§ PROMPT
Spot every line with the word "alma" and return it.

◇ ◇ ◇ ◇ ◇

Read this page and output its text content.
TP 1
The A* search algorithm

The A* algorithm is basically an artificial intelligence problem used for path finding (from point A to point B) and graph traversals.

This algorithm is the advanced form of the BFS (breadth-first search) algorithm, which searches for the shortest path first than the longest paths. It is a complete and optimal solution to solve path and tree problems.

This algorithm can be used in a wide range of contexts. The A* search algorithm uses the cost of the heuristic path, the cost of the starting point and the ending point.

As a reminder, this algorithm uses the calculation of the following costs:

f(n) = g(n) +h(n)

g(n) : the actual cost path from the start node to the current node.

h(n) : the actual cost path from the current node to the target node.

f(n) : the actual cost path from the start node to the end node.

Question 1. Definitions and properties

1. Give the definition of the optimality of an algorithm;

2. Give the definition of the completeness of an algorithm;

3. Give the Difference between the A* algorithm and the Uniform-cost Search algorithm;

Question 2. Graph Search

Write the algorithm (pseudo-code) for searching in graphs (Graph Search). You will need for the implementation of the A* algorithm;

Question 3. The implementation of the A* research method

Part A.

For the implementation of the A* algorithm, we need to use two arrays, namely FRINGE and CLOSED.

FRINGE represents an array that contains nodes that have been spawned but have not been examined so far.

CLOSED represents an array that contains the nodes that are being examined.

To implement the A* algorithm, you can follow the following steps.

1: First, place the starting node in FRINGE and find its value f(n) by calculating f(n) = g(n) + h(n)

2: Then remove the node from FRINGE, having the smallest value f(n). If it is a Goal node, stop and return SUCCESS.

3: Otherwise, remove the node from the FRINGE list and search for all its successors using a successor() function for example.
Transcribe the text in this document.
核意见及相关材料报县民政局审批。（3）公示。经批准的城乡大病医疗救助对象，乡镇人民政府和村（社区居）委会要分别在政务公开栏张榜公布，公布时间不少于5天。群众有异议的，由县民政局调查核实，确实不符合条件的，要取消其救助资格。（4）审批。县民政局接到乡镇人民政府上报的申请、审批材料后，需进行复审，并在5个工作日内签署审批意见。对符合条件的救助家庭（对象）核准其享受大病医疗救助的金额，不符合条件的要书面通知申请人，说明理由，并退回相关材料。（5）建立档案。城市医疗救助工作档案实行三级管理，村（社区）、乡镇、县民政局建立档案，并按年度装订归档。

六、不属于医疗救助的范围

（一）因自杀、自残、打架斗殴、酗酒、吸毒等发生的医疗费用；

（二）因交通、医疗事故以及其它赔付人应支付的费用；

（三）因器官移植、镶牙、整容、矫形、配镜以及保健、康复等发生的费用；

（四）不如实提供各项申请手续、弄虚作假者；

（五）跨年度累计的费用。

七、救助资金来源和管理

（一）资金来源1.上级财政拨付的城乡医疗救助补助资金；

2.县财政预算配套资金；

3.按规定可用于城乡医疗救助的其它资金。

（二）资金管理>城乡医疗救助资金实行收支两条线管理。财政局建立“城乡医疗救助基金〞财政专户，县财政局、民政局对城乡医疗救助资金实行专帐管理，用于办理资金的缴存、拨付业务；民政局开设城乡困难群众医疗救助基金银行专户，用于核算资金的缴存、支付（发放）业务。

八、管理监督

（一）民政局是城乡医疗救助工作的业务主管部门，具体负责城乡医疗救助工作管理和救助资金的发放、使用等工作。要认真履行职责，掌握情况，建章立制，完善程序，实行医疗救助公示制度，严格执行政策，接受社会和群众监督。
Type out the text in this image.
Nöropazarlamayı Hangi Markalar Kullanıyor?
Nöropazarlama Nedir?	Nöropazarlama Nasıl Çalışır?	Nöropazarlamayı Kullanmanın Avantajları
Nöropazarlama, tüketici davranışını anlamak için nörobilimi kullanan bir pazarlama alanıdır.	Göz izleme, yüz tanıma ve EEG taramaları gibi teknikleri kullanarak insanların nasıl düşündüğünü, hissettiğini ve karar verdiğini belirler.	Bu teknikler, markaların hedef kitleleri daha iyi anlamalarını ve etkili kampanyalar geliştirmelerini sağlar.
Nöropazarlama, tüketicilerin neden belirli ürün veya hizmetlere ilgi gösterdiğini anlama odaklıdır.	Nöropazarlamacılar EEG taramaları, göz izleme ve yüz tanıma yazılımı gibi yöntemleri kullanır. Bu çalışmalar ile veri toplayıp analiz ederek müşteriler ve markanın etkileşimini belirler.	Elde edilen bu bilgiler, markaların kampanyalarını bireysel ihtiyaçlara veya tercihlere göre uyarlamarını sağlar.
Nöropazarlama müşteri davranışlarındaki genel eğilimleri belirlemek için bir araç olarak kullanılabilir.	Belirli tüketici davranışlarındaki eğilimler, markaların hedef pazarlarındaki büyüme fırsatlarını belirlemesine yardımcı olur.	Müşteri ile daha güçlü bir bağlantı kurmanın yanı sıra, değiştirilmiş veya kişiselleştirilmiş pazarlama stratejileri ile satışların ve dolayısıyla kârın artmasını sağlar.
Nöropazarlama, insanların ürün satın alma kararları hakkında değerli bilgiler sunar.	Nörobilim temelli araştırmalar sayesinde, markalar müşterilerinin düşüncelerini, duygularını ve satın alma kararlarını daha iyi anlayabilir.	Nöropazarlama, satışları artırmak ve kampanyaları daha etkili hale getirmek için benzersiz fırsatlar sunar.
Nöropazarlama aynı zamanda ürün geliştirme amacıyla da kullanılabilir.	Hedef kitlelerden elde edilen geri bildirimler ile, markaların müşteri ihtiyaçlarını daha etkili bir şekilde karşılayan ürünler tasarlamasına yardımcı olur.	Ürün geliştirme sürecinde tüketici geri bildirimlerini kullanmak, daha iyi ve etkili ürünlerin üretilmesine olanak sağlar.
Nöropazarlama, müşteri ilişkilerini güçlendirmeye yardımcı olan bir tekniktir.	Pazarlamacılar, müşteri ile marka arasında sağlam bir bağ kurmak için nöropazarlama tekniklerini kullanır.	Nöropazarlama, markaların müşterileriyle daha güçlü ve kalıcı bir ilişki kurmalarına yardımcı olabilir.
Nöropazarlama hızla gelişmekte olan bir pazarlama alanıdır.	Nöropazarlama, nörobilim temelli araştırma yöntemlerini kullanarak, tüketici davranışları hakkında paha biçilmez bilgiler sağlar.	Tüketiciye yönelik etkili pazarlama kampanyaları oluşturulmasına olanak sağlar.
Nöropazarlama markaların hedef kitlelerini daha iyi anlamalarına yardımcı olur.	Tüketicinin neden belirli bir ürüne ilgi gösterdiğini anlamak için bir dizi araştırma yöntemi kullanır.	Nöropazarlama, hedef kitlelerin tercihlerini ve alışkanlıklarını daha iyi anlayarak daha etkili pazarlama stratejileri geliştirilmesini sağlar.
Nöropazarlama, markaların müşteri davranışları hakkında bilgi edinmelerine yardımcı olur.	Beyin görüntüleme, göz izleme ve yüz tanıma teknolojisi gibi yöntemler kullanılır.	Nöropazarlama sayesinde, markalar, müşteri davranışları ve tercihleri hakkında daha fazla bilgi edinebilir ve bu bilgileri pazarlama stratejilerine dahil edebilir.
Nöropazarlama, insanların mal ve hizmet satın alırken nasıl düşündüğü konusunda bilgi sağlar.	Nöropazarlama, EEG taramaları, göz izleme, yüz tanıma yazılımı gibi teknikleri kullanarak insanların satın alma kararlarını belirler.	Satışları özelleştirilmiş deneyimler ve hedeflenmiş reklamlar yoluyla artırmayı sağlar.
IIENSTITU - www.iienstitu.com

◇ ◇ ◇ ◇ ◇

§ SOLUTION
Nöropazarlama, insanların ürün satın alma kararları hakkında değerli bilgiler sunar.	Nörobilim temelli araştırmalar sayesinde, markalar müşterilerinin düşüncelerini, duygularını ve satın alma kararlarını daha iyi anlayabilir.	Nöropazarlama, satışları artırmak ve kampanyaları daha etkili hale getirmek için benzersiz fırsatlar sunar.
Nöropazarlama, insanların mal ve hizmet satın alırken nasıl düşündüğü konusunda bilgi sağlar.	Nöropazarlama, EEG taramaları, göz izleme, yüz tanıma yazılımı gibi teknikleri kullanarak insanların satın alma kararlarını belirler.	Satışları özelleştirilmiş deneyimler ve hedeflenmiş reklamlar yoluyla artırmayı sağlar.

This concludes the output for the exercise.